* WRITTEN REQUEST: Copy the data exactly; pictures stay out of the copy.

* MATERIAL SHOWN:
↓↓↓

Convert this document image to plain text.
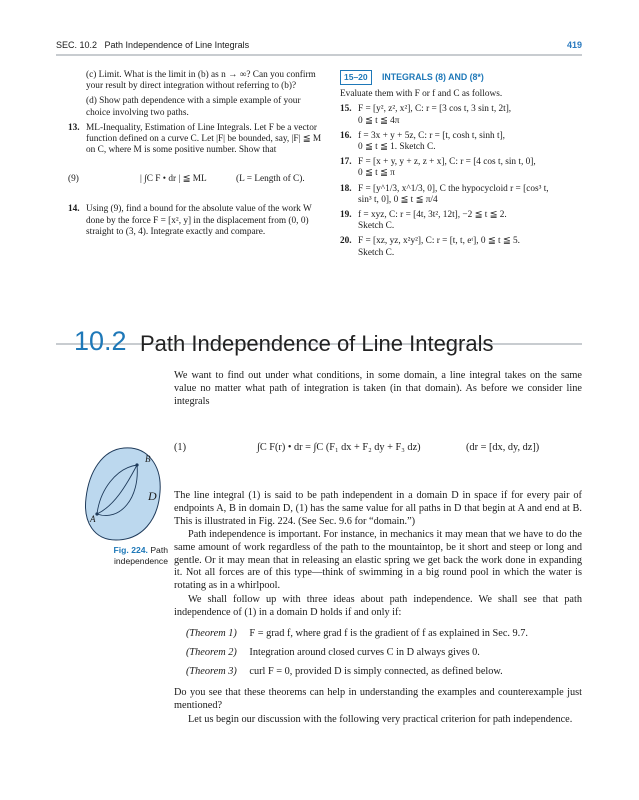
SEC. 10.2 Path Independence of Line Integrals	419

(c) Limit. What is the limit in (b) as n → ∞? Can you confirm your result by direct integration without referring to (b)?

(d) Show path dependence with a simple example of your choice involving two paths.

13. ML-Inequality, Estimation of Line Integrals. Let F be a vector function defined on a curve C. Let |F| be bounded, say, |F| ≦ M on C, where M is some positive number. Show that
(9)	| ∫C F • dr | ≦ ML	(L = Length of C).
14. Using (9), find a bound for the absolute value of the work W done by the force F = [x², y] in the displacement from (0, 0) straight to (3, 4). Integrate exactly and compare.
15–20 INTEGRALS (8) AND (8*)

Evaluate them with F or f and C as follows.

15. F = [y², z², x²], C: r = [3 cos t, 3 sin t, 2t],
0 ≦ t ≦ 4π
16. f = 3x + y + 5z, C: r = [t, cosh t, sinh t],
0 ≦ t ≦ 1. Sketch C.
17. F = [x + y, y + z, z + x], C: r = [4 cos t, sin t, 0],
0 ≦ t ≦ π
18. F = [y^1/3, x^1/3, 0], C the hypocycloid r = [cos³ t,
sin³ t, 0], 0 ≦ t ≦ π/4
19. f = xyz, C: r = [4t, 3t², 12t], −2 ≦ t ≦ 2.
Sketch C.
20. F = [xz, yz, x²y²], C: r = [t, t, eᵗ], 0 ≦ t ≦ 5.
Sketch C.
10.2 Path Independence of Line Integrals
We want to find out under what conditions, in some domain, a line integral takes on the same value no matter what path of integration is taken (in that domain). As before we consider line integrals
(1)	∫C F(r) • dr = ∫C (F₁ dx + F₂ dy + F₃ dz)	(dr = [dx, dy, dz])
A
B
D
Fig. 224. Path independence
The line integral (1) is said to be path independent in a domain D in space if for every pair of endpoints A, B in domain D, (1) has the same value for all paths in D that begin at A and end at B. This is illustrated in Fig. 224. (See Sec. 9.6 for “domain.”)
Path independence is important. For instance, in mechanics it may mean that we have to do the same amount of work regardless of the path to the mountaintop, be it short and steep or long and gentle. Or it may mean that in releasing an elastic spring we get back the work done in expanding it. Not all forces are of this type—think of swimming in a big round pool in which the water is rotating as in a whirlpool.
We shall follow up with three ideas about path independence. We shall see that path independence of (1) in a domain D holds if and only if:
(Theorem 1) F = grad f, where grad f is the gradient of f as explained in Sec. 9.7.
(Theorem 2) Integration around closed curves C in D always gives 0.
(Theorem 3) curl F = 0, provided D is simply connected, as defined below.
Do you see that these theorems can help in understanding the examples and counterexample just mentioned?
Let us begin our discussion with the following very practical criterion for path independence.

↑↑↑

* RESPONSE TO THE TASK:
Convert this document image to plain text.
SEC. 10.2 Path Independence of Line Integrals	419

(c) Limit. What is the limit in (b) as n → ∞? Can you confirm your result by direct integration without referring to (b)?

(d) Show path dependence with a simple example of your choice involving two paths.

13. ML-Inequality, Estimation of Line Integrals. Let F be a vector function defined on a curve C. Let |F| be bounded, say, |F| ≦ M on C, where M is some positive number. Show that
(9)	| ∫C F • dr | ≦ ML	(L = Length of C).
14. Using (9), find a bound for the absolute value of the work W done by the force F = [x², y] in the displacement from (0, 0) straight to (3, 4). Integrate exactly and compare.
15–20 INTEGRALS (8) AND (8*)

Evaluate them with F or f and C as follows.

15. F = [y², z², x²], C: r = [3 cos t, 3 sin t, 2t],
0 ≦ t ≦ 4π
16. f = 3x + y + 5z, C: r = [t, cosh t, sinh t],
0 ≦ t ≦ 1. Sketch C.
17. F = [x + y, y + z, z + x], C: r = [4 cos t, sin t, 0],
0 ≦ t ≦ π
18. F = [y^1/3, x^1/3, 0], C the hypocycloid r = [cos³ t,
sin³ t, 0], 0 ≦ t ≦ π/4
19. f = xyz, C: r = [4t, 3t², 12t], −2 ≦ t ≦ 2.
Sketch C.
20. F = [xz, yz, x²y²], C: r = [t, t, eᵗ], 0 ≦ t ≦ 5.
Sketch C.
10.2 Path Independence of Line Integrals
We want to find out under what conditions, in some domain, a line integral takes on the same value no matter what path of integration is taken (in that domain). As before we consider line integrals
(1)	∫C F(r) • dr = ∫C (F₁ dx + F₂ dy + F₃ dz)	(dr = [dx, dy, dz])
A
B
D
Fig. 224. Path independence
The line integral (1) is said to be path independent in a domain D in space if for every pair of endpoints A, B in domain D, (1) has the same value for all paths in D that begin at A and end at B. This is illustrated in Fig. 224. (See Sec. 9.6 for “domain.”)
Path independence is important. For instance, in mechanics it may mean that we have to do the same amount of work regardless of the path to the mountaintop, be it short and steep or long and gentle. Or it may mean that in releasing an elastic spring we get back the work done in expanding it. Not all forces are of this type—think of swimming in a big round pool in which the water is rotating as in a whirlpool.
We shall follow up with three ideas about path independence. We shall see that path independence of (1) in a domain D holds if and only if:
(Theorem 1) F = grad f, where grad f is the gradient of f as explained in Sec. 9.7.
(Theorem 2) Integration around closed curves C in D always gives 0.
(Theorem 3) curl F = 0, provided D is simply connected, as defined below.
Do you see that these theorems can help in understanding the examples and counterexample just mentioned?
Let us begin our discussion with the following very practical criterion for path independence.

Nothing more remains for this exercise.